What the task asks
In the comment thread below about guns at polling places, within what distance of a polling place must campaign T-shirts or buttons be taken off or covered?

Quoted passage
>>


        Scalia's analysis in the Heller case was that the Founders wanted to allow "weapons commonly used" — and I figure they based their moral calculus on the damage they knew an individual could cause with those "commonly used weapons."

      2. That works out to about just slightly better than one Roman-forces death per opposing combatant, in an entire day of battle combat? . . .

        . . . that’s probably not a level of firepower or carnage that’s going to sell many javelins, swords, or slings to today’s clamoring polling-station defender warrior hordes of Negevs and Kyle Rittenhouses.

      1. And yet oddly, there are a wide variety of laws limiting the press, speech, & assembly rights of people at polling places.  And most of us think those are reasonable restrictions.

          1. If you're carrying concealed and doing it properly, I shouldn't know that you are. I don't think anyone's suggesting patting people down at the polling place, but people demanding to be allowed to walk into one with a rifle slung over their shoulder is absurd

              1. I disagree. I think that only "open carry" should be permitted. If the general populace was aware just how many guns there are on the street and in the supermarket, they might just start to reduce the number of weapons.

            1. yes

              It’s analogous to electioneering around polling places- one has to take off or or cover one’s “Vote for x candidate!” T shirt / buttons, etc., when within 100’ of a polling place.

<<

Stored entries
>>

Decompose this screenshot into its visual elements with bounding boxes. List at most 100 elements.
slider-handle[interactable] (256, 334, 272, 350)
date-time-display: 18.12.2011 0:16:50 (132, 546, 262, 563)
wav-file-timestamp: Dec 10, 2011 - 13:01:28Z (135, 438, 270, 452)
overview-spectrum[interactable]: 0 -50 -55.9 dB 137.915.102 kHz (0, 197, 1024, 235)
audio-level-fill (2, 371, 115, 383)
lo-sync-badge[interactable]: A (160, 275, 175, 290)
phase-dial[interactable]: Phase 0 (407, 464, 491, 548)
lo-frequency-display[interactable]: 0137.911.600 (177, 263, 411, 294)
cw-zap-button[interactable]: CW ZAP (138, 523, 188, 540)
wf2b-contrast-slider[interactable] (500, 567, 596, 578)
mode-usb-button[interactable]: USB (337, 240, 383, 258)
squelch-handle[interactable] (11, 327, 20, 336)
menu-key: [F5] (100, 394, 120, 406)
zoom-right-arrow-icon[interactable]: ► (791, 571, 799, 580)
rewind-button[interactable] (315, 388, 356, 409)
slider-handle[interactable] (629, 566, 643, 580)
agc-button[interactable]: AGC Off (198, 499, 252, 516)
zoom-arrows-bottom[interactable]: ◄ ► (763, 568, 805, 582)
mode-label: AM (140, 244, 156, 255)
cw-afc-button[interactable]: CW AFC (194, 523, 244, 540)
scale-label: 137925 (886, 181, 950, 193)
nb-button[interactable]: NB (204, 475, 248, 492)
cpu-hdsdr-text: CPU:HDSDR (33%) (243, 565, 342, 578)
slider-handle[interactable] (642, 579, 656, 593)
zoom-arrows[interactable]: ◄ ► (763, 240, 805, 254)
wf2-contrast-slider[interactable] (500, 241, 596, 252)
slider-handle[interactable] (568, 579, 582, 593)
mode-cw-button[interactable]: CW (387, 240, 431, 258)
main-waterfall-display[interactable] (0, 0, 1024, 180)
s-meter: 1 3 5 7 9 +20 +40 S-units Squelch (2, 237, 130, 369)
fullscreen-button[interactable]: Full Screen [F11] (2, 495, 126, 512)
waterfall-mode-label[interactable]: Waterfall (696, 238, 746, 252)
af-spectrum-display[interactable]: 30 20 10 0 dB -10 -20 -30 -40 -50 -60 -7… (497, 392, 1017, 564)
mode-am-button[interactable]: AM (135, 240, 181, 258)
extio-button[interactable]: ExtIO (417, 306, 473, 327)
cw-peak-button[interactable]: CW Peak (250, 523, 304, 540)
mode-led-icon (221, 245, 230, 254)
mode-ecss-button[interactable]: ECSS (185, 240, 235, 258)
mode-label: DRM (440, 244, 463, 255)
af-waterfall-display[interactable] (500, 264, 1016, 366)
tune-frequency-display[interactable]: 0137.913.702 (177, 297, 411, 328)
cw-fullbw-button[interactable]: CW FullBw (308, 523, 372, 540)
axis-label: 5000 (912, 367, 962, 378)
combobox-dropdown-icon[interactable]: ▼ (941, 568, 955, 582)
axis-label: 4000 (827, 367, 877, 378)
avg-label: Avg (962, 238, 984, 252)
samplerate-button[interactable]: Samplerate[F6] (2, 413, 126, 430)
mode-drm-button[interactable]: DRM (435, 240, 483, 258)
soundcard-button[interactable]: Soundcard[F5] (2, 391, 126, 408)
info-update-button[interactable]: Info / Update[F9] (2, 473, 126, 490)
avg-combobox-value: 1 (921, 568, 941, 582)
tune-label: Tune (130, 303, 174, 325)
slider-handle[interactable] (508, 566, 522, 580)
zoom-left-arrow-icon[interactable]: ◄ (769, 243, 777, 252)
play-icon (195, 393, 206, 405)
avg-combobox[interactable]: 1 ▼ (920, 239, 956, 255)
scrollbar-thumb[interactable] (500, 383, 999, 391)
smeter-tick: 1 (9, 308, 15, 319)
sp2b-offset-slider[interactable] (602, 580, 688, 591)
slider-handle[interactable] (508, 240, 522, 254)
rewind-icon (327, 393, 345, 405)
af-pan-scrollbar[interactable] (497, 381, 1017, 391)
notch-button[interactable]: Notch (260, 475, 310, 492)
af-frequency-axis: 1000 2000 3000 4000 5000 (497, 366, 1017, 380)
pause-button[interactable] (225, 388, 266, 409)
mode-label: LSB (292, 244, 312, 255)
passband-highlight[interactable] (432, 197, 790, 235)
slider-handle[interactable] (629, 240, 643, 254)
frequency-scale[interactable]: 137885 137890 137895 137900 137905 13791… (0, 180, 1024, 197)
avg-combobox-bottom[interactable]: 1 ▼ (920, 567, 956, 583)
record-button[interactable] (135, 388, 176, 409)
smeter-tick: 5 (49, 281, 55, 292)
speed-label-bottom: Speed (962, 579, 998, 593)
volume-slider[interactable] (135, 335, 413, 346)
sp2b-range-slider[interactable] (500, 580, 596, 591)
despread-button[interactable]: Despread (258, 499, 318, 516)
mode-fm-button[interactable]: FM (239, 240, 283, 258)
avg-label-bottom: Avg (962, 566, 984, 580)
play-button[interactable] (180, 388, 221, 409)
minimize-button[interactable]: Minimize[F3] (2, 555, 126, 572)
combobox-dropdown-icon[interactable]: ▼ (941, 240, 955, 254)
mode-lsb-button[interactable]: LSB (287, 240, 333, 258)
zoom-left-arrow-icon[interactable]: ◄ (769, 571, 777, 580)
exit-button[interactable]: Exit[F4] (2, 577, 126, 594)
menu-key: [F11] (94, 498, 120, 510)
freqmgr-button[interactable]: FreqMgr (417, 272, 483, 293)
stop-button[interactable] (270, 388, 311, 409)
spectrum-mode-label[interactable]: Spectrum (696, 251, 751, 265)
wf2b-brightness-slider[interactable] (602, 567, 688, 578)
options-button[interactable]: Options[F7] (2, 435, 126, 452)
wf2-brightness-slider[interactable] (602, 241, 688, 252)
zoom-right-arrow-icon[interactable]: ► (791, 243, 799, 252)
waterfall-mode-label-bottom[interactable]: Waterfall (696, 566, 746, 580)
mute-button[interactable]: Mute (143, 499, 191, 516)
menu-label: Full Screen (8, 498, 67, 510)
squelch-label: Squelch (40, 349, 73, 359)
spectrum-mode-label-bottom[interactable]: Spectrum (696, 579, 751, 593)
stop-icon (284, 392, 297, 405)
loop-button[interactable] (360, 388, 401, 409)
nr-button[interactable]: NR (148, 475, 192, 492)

<<

Exercise output
Within 100 feet of the polling place.